◆ **TASK INSTRUCTIONS**
Quote the records in full and leave their pictures out.

• • •

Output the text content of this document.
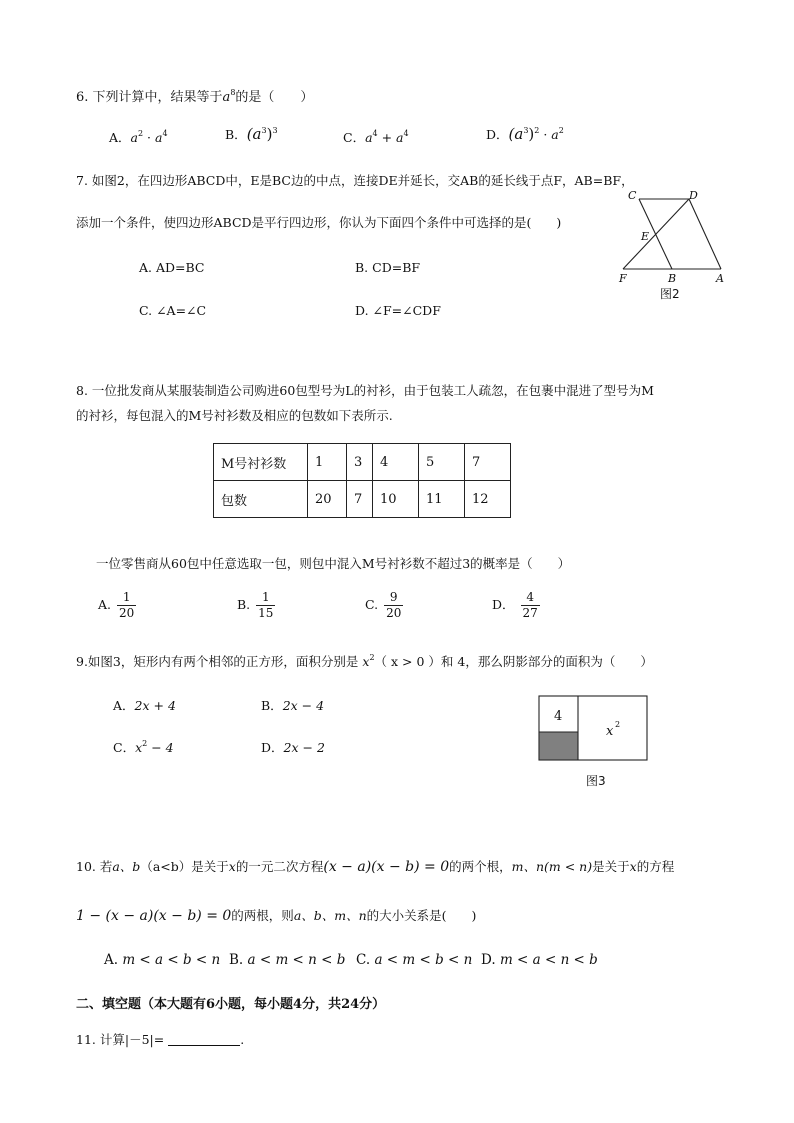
6. 下列计算中，结果等于$a^8$的是（　　）
A．$a^2 \cdot a^4$	B．$(a^3)^3$	C．$a^4 + a^4$	D．$(a^3)^2 \cdot a^2$
7. 如图2，在四边形ABCD中，E是BC边的中点，连接DE并延长，交AB的延长线于点F，AB=BF，
添加一个条件，使四边形ABCD是平行四边形，你认为下面四个条件中可选择的是(　　)
A. AD=BC	B. CD=BF
C. ∠A=∠C	D. ∠F=∠CDF
C	D
E
F	B	A
图2
8. 一位批发商从某服装制造公司购进60包型号为L的衬衫，由于包装工人疏忽，在包裹中混进了型号为M
的衬衫，每包混入的M号衬衫数及相应的包数如下表所示.
M号衬衫数	1	3	4	5	7
包数	20	7	10	11	12
一位零售商从60包中任意选取一包，则包中混入M号衬衫数不超过3的概率是（　　）
A. $\frac{1}{20}$	B. $\frac{1}{15}$	C. $\frac{9}{20}$	D． $\frac{4}{27}$
9.如图3，矩形内有两个相邻的正方形，面积分别是 $x^2$（ x > 0 ）和 4，那么阴影部分的面积为（　　）
A．2x + 4	B．2x − 4
C．$x^2 - 4$	D．2x − 2
4
x 2
图3
10. 若a、b（a<b）是关于x的一元二次方程(x − a)(x − b) = 0的两个根，m、n(m < n)是关于x的方程
1 − (x − a)(x − b) = 0的两根，则a、b、m、n的大小关系是(　　)
A. m < a < b < n B. a < m < n < b C. a < m < b < n D. m < a < n < b
二、填空题（本大题有6小题，每小题4分，共24分）
11. 计算|－5|=	.
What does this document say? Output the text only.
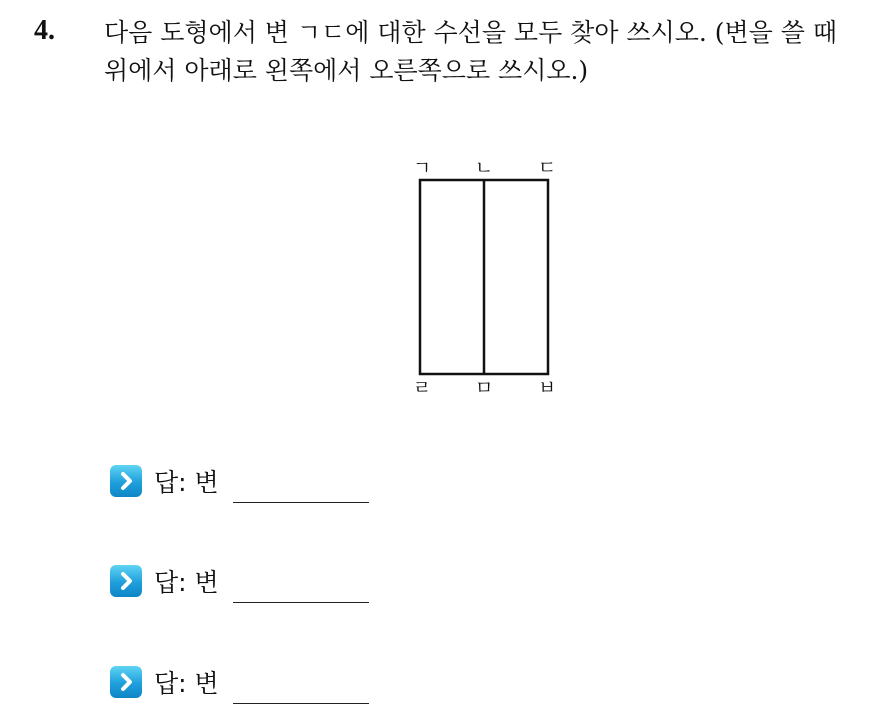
4. 다음 도형에서 변 ㄱㄷ에 대한 수선을 모두 찾아 쓰시오. (변을 쓸 때
위에서 아래로 왼쪽에서 오른쪽으로 쓰시오.)
ㄱ ㄴ ㄷ
ㄹ ㅁ ㅂ
답: 변
답: 변
답: 변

• • •

◆ **EXERCISE OUTPUT**
Output the text content of this document.
6. 下列计算中，结果等于$a^8$的是（　　）
A．$a^2 \cdot a^4$	B．$(a^3)^3$	C．$a^4 + a^4$	D．$(a^3)^2 \cdot a^2$
7. 如图2，在四边形ABCD中，E是BC边的中点，连接DE并延长，交AB的延长线于点F，AB=BF，
添加一个条件，使四边形ABCD是平行四边形，你认为下面四个条件中可选择的是(　　)
A. AD=BC	B. CD=BF
C. ∠A=∠C	D. ∠F=∠CDF
C	D
E
F	B	A
图2
8. 一位批发商从某服装制造公司购进60包型号为L的衬衫，由于包装工人疏忽，在包裹中混进了型号为M
的衬衫，每包混入的M号衬衫数及相应的包数如下表所示.
M号衬衫数	1	3	4	5	7
包数	20	7	10	11	12
一位零售商从60包中任意选取一包，则包中混入M号衬衫数不超过3的概率是（　　）
A. $\frac{1}{20}$	B. $\frac{1}{15}$	C. $\frac{9}{20}$	D． $\frac{4}{27}$
9.如图3，矩形内有两个相邻的正方形，面积分别是 $x^2$（ x > 0 ）和 4，那么阴影部分的面积为（　　）
A．2x + 4	B．2x − 4
C．$x^2 - 4$	D．2x − 2
4
x 2
图3
10. 若a、b（a<b）是关于x的一元二次方程(x − a)(x − b) = 0的两个根，m、n(m < n)是关于x的方程
1 − (x − a)(x − b) = 0的两根，则a、b、m、n的大小关系是(　　)
A. m < a < b < n B. a < m < n < b C. a < m < b < n D. m < a < n < b
二、填空题（本大题有6小题，每小题4分，共24分）
11. 计算|－5|=	.
What does this document say? Output the text only.
4. 다음 도형에서 변 ㄱㄷ에 대한 수선을 모두 찾아 쓰시오. (변을 쓸 때
위에서 아래로 왼쪽에서 오른쪽으로 쓰시오.)
ㄱ ㄴ ㄷ
ㄹ ㅁ ㅂ
답: 변
답: 변
답: 변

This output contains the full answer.